- What you need to do: Identify the lines bearing the string "conservative" and gather them.
- - - - - - -
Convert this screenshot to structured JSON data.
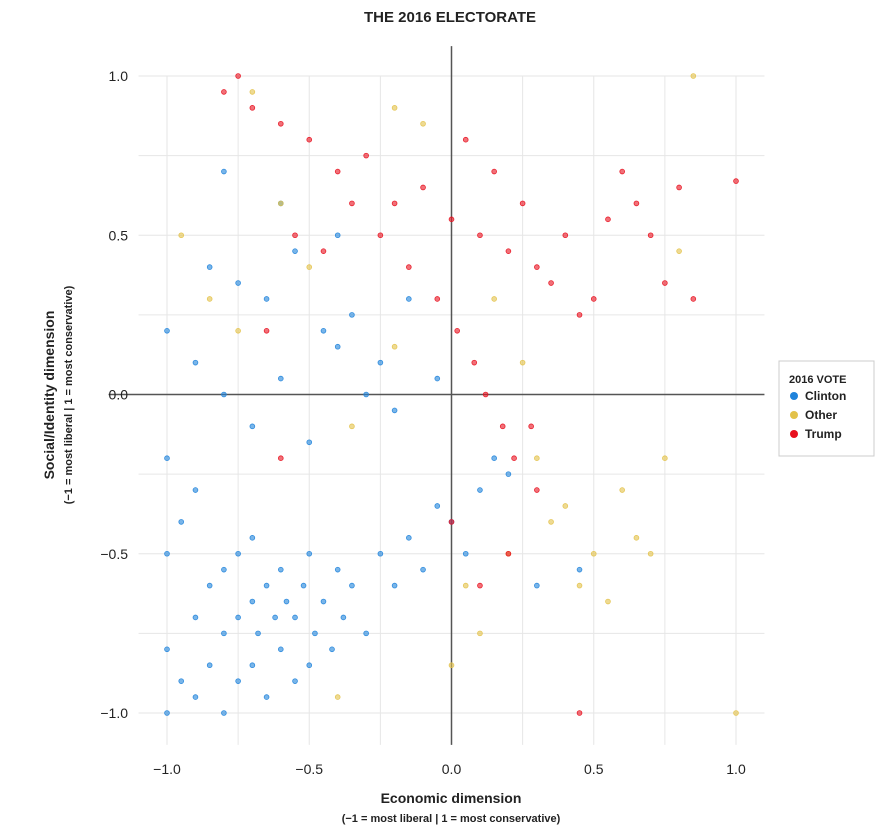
{
  "chart_data": {
    "type": "scatter",
    "title": "THE 2016 ELECTORATE",
    "xlabel": "Economic dimension",
    "xlabel_sub": "(−1 = most liberal | 1 = most conservative)",
    "ylabel": "Social/Identity dimension",
    "ylabel_sub": "(−1 = most liberal | 1 = most conservative)",
    "xlim": [
      -1.1,
      1.1
    ],
    "ylim": [
      -1.1,
      1.1
    ],
    "x_ticks": [
      -1.0,
      -0.5,
      0.0,
      0.5,
      1.0
    ],
    "x_tick_labels": [
      "−1.0",
      "−0.5",
      "0.0",
      "0.5",
      "1.0"
    ],
    "y_ticks": [
      -1.0,
      -0.5,
      0.0,
      0.5,
      1.0
    ],
    "y_tick_labels": [
      "−1.0",
      "−0.5",
      "0.0",
      "0.5",
      "1.0"
    ],
    "grid": true,
    "legend": {
      "title": "2016 VOTE",
      "placement": "right",
      "entries": [
        "Clinton",
        "Other",
        "Trump"
      ]
    },
    "series": [
      {
        "name": "Clinton",
        "color": "#1f83db",
        "x": [
          -1.0,
          -1.0,
          -1.0,
          -1.0,
          -1.0,
          -0.95,
          -0.95,
          -0.9,
          -0.9,
          -0.9,
          -0.85,
          -0.85,
          -0.8,
          -0.8,
          -0.8,
          -0.75,
          -0.75,
          -0.75,
          -0.7,
          -0.7,
          -0.7,
          -0.68,
          -0.65,
          -0.65,
          -0.62,
          -0.6,
          -0.6,
          -0.58,
          -0.55,
          -0.55,
          -0.52,
          -0.5,
          -0.5,
          -0.48,
          -0.45,
          -0.42,
          -0.4,
          -0.38,
          -0.35,
          -0.3,
          -0.25,
          -0.2,
          -0.15,
          -0.1,
          -0.05,
          0.0,
          0.05,
          0.1,
          0.15,
          0.2,
          0.3,
          0.45,
          -0.9,
          -0.8,
          -0.7,
          -0.6,
          -0.5,
          -0.4,
          -0.3,
          -0.2,
          -0.85,
          -0.75,
          -0.65,
          -0.55,
          -0.45,
          -0.35,
          -0.25,
          -0.15,
          -0.05,
          -0.8,
          -0.6,
          -0.4
        ],
        "y": [
          -1.0,
          -0.8,
          -0.5,
          -0.2,
          0.2,
          -0.9,
          -0.4,
          -0.95,
          -0.7,
          -0.3,
          -0.85,
          -0.6,
          -1.0,
          -0.75,
          -0.55,
          -0.9,
          -0.7,
          -0.5,
          -0.85,
          -0.65,
          -0.45,
          -0.75,
          -0.95,
          -0.6,
          -0.7,
          -0.8,
          -0.55,
          -0.65,
          -0.9,
          -0.7,
          -0.6,
          -0.85,
          -0.5,
          -0.75,
          -0.65,
          -0.8,
          -0.55,
          -0.7,
          -0.6,
          -0.75,
          -0.5,
          -0.6,
          -0.45,
          -0.55,
          -0.35,
          -0.4,
          -0.5,
          -0.3,
          -0.2,
          -0.25,
          -0.6,
          -0.55,
          0.1,
          0.0,
          -0.1,
          0.05,
          -0.15,
          0.15,
          0.0,
          -0.05,
          0.4,
          0.35,
          0.3,
          0.45,
          0.2,
          0.25,
          0.1,
          0.3,
          0.05,
          0.7,
          0.6,
          0.5
        ]
      },
      {
        "name": "Other",
        "color": "#e3c24a",
        "x": [
          -0.95,
          -0.85,
          -0.75,
          -0.6,
          -0.5,
          -0.35,
          -0.2,
          -0.1,
          0.05,
          0.1,
          0.2,
          0.25,
          0.3,
          0.35,
          0.4,
          0.45,
          0.5,
          0.55,
          0.6,
          0.65,
          0.7,
          0.75,
          0.8,
          0.85,
          1.0,
          -0.7,
          -0.4,
          -0.2,
          0.0,
          0.15
        ],
        "y": [
          0.5,
          0.3,
          0.2,
          0.6,
          0.4,
          -0.1,
          0.9,
          0.85,
          -0.6,
          -0.75,
          -0.5,
          0.1,
          -0.2,
          -0.4,
          -0.35,
          -0.6,
          -0.5,
          -0.65,
          -0.3,
          -0.45,
          -0.5,
          -0.2,
          0.45,
          1.0,
          -1.0,
          0.95,
          -0.95,
          0.15,
          -0.85,
          0.3
        ]
      },
      {
        "name": "Trump",
        "color": "#e8101e",
        "x": [
          -0.8,
          -0.7,
          -0.6,
          -0.5,
          -0.4,
          -0.3,
          -0.2,
          -0.1,
          0.0,
          0.05,
          0.1,
          0.15,
          0.2,
          0.25,
          0.3,
          0.35,
          0.4,
          0.45,
          0.5,
          0.55,
          0.6,
          0.65,
          0.7,
          0.75,
          0.8,
          0.85,
          1.0,
          -0.15,
          -0.05,
          0.02,
          0.08,
          0.12,
          0.18,
          0.22,
          0.28,
          -0.25,
          -0.35,
          -0.45,
          -0.55,
          -0.65,
          0.0,
          0.1,
          0.2,
          0.3,
          0.45,
          -0.75,
          -0.6
        ],
        "y": [
          0.95,
          0.9,
          0.85,
          0.8,
          0.7,
          0.75,
          0.6,
          0.65,
          0.55,
          0.8,
          0.5,
          0.7,
          0.45,
          0.6,
          0.4,
          0.35,
          0.5,
          0.25,
          0.3,
          0.55,
          0.7,
          0.6,
          0.5,
          0.35,
          0.65,
          0.3,
          0.67,
          0.4,
          0.3,
          0.2,
          0.1,
          0.0,
          -0.1,
          -0.2,
          -0.1,
          0.5,
          0.6,
          0.45,
          0.5,
          0.2,
          -0.4,
          -0.6,
          -0.5,
          -0.3,
          -1.0,
          1.0,
          -0.2
        ]
      }
    ]
  }
}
- - - - - - -
- Final result:
    "xlabel_sub": "(−1 = most liberal | 1 = most conservative)",
    "ylabel_sub": "(−1 = most liberal | 1 = most conservative)",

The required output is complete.